= WHAT IS NEEDED =
Below are some entries. Output each one exactly as it appears.

##### SUPPLIED RECORDS

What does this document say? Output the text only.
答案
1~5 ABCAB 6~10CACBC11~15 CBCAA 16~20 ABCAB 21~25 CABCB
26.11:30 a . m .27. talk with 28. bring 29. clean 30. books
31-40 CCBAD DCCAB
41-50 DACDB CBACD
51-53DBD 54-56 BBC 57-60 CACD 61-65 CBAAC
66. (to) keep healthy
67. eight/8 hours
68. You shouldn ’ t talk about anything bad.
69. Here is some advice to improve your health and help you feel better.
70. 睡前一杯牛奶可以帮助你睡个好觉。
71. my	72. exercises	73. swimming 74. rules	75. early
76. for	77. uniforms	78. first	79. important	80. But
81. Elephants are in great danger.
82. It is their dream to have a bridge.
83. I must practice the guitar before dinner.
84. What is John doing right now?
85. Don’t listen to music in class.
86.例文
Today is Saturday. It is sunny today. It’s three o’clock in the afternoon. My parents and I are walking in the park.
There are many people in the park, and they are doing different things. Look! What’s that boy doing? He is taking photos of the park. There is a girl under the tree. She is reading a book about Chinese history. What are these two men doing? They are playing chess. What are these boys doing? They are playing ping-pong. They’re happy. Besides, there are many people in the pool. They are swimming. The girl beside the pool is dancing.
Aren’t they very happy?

##########

= OUTPUT BELOW =
What does this document say? Output the text only.
答案
1~5 ABCAB 6~10CACBC11~15 CBCAA 16~20 ABCAB 21~25 CABCB
26.11:30 a . m .27. talk with 28. bring 29. clean 30. books
31-40 CCBAD DCCAB
41-50 DACDB CBACD
51-53DBD 54-56 BBC 57-60 CACD 61-65 CBAAC
66. (to) keep healthy
67. eight/8 hours
68. You shouldn ’ t talk about anything bad.
69. Here is some advice to improve your health and help you feel better.
70. 睡前一杯牛奶可以帮助你睡个好觉。
71. my	72. exercises	73. swimming 74. rules	75. early
76. for	77. uniforms	78. first	79. important	80. But
81. Elephants are in great danger.
82. It is their dream to have a bridge.
83. I must practice the guitar before dinner.
84. What is John doing right now?
85. Don’t listen to music in class.
86.例文
Today is Saturday. It is sunny today. It’s three o’clock in the afternoon. My parents and I are walking in the park.
There are many people in the park, and they are doing different things. Look! What’s that boy doing? He is taking photos of the park. There is a girl under the tree. She is reading a book about Chinese history. What are these two men doing? They are playing chess. What are these boys doing? They are playing ping-pong. They’re happy. Besides, there are many people in the pool. They are swimming. The girl beside the pool is dancing.
Aren’t they very happy?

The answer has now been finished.